WHAT IS REQUIRED:
For each line that holds "running", copy the line out.

------ DATA ROWS ------

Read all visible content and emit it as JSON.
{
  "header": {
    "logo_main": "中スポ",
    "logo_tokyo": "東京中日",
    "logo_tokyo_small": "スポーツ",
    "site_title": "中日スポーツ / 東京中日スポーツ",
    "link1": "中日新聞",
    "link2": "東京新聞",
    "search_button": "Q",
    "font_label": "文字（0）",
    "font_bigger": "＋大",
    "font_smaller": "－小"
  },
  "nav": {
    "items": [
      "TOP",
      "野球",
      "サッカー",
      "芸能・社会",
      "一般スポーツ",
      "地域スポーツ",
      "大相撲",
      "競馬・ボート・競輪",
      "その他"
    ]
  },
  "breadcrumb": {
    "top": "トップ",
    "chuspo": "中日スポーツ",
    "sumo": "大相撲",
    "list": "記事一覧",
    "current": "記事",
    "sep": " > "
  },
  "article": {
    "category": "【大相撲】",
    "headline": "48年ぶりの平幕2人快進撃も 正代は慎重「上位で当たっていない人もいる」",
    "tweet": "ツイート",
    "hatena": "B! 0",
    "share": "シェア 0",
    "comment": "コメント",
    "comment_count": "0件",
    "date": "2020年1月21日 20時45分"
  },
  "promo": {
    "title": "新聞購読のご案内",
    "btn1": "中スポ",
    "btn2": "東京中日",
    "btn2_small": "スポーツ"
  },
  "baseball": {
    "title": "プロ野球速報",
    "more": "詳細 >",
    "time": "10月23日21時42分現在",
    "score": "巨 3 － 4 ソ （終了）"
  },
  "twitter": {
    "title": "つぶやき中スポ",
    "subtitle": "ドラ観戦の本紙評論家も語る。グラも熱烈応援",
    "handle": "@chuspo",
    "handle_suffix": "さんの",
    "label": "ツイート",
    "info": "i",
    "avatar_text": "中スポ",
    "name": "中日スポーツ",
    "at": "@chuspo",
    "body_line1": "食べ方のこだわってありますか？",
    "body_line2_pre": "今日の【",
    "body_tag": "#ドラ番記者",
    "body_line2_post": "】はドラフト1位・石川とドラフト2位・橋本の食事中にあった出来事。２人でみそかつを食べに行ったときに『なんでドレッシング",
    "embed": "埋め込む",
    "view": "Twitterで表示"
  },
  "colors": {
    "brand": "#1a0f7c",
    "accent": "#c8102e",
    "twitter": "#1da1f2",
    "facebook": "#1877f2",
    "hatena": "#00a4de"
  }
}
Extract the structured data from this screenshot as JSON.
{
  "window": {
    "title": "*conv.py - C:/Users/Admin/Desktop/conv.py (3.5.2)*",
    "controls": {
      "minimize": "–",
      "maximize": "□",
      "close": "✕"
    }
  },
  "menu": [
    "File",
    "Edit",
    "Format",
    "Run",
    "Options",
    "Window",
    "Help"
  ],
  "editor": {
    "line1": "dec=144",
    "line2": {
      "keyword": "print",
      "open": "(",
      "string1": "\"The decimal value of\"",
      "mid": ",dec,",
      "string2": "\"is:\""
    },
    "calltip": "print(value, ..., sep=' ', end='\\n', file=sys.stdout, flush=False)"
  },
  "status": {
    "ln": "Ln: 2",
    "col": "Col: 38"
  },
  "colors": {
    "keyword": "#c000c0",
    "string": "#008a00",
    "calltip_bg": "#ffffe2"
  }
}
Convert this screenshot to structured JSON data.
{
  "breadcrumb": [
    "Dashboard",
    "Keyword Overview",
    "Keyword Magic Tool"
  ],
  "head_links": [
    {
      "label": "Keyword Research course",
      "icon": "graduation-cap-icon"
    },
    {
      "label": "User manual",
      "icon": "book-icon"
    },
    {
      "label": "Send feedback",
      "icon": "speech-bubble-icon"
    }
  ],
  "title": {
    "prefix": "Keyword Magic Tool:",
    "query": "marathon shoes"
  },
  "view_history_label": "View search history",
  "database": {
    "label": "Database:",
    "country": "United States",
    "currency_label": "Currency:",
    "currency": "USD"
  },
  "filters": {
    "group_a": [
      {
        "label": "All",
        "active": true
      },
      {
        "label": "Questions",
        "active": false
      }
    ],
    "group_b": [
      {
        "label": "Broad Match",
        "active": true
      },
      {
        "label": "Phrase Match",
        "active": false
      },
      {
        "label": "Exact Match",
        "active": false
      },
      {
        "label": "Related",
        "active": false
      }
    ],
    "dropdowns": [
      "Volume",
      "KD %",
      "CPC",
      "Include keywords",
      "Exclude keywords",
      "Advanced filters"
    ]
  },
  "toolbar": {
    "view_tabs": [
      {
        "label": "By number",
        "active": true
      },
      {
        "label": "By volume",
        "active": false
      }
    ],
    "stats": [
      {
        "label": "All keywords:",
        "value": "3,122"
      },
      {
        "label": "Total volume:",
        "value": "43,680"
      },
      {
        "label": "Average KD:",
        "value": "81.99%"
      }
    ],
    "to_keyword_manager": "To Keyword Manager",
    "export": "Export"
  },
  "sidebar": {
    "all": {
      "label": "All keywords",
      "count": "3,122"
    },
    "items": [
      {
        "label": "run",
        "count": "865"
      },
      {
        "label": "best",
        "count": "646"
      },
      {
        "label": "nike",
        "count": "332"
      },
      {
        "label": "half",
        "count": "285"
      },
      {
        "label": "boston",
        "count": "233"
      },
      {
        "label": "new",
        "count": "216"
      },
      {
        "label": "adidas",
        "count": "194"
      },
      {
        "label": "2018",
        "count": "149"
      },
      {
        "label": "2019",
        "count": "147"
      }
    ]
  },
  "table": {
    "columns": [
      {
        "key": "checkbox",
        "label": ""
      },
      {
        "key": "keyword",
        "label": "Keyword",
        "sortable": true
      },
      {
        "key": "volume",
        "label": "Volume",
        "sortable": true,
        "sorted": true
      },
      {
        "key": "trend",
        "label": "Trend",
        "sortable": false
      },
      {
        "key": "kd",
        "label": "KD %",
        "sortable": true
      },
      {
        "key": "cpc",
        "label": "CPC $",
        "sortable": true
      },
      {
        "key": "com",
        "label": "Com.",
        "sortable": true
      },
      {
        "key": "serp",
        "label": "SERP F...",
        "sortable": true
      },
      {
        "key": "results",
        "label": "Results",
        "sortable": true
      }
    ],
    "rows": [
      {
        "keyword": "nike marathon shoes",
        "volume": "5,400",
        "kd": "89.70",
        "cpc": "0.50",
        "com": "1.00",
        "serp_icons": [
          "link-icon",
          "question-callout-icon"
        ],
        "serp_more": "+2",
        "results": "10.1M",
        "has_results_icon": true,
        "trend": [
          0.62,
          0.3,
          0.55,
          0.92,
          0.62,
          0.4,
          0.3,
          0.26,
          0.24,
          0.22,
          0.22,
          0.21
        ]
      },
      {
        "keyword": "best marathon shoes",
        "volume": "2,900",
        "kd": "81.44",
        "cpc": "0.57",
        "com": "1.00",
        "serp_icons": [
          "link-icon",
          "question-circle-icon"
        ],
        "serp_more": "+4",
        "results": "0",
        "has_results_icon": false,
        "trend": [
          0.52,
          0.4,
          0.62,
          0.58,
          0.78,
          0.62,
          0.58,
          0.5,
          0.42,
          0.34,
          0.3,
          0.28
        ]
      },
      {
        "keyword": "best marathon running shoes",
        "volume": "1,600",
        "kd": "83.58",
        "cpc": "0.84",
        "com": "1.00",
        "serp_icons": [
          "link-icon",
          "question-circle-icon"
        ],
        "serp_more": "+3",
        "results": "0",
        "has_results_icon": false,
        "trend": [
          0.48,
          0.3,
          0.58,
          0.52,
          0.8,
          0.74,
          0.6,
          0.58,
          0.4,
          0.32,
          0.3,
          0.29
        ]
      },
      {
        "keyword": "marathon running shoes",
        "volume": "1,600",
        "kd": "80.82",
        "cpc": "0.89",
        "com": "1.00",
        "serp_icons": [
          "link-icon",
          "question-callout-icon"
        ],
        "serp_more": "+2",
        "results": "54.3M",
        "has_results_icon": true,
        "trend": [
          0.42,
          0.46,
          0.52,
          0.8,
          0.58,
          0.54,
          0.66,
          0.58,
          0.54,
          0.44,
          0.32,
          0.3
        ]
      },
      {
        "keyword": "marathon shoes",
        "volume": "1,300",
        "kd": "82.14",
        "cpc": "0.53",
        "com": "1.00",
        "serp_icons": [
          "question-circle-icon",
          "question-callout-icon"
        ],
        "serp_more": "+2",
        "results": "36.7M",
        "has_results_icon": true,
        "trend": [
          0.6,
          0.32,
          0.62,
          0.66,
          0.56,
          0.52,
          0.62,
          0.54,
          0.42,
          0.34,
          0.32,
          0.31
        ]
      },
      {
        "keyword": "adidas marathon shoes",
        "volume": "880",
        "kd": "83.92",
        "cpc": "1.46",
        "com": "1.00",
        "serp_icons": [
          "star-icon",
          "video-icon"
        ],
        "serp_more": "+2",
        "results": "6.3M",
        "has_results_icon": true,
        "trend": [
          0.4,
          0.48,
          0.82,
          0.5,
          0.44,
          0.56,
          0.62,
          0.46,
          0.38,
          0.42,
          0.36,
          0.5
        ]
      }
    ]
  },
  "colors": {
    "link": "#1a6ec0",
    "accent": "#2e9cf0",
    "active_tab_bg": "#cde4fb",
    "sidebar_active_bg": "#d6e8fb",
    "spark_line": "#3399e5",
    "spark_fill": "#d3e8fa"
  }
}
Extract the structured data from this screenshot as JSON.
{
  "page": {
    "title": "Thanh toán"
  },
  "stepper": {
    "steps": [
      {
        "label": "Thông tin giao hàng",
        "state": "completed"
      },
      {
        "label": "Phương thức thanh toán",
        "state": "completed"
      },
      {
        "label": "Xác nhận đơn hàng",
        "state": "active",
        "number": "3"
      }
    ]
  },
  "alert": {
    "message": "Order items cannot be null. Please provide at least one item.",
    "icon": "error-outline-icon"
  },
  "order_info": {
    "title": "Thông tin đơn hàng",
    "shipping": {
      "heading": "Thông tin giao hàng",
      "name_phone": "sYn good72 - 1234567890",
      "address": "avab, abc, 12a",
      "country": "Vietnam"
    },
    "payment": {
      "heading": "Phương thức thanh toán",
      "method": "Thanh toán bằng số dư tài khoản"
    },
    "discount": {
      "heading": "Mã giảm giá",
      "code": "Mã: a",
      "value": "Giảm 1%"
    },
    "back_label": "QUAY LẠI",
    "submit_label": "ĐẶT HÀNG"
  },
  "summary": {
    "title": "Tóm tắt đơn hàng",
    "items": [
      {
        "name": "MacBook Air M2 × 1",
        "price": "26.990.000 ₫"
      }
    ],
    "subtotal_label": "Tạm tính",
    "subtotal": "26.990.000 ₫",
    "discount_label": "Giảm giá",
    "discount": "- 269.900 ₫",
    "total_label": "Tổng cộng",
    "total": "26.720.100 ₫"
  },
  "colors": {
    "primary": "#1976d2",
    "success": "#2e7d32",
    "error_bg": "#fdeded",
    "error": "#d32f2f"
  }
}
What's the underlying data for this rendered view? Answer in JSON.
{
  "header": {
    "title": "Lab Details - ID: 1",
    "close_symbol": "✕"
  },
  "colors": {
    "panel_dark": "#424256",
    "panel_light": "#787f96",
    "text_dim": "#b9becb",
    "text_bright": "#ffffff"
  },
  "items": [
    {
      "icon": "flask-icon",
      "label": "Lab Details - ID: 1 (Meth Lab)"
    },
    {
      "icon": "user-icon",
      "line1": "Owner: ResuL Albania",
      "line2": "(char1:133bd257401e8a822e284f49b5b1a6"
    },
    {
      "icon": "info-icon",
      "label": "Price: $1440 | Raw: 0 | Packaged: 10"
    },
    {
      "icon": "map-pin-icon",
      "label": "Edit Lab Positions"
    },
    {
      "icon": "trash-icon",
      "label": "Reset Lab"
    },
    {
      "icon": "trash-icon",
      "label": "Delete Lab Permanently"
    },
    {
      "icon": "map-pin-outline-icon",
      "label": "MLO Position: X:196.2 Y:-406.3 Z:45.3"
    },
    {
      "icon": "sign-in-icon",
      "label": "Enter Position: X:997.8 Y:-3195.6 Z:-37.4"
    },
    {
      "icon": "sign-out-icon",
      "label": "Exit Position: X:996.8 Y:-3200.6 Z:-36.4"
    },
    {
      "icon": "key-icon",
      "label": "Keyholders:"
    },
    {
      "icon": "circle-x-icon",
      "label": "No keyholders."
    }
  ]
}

------

WORKED ANSWER:
        "keyword": "best marathon running shoes",
        "keyword": "marathon running shoes",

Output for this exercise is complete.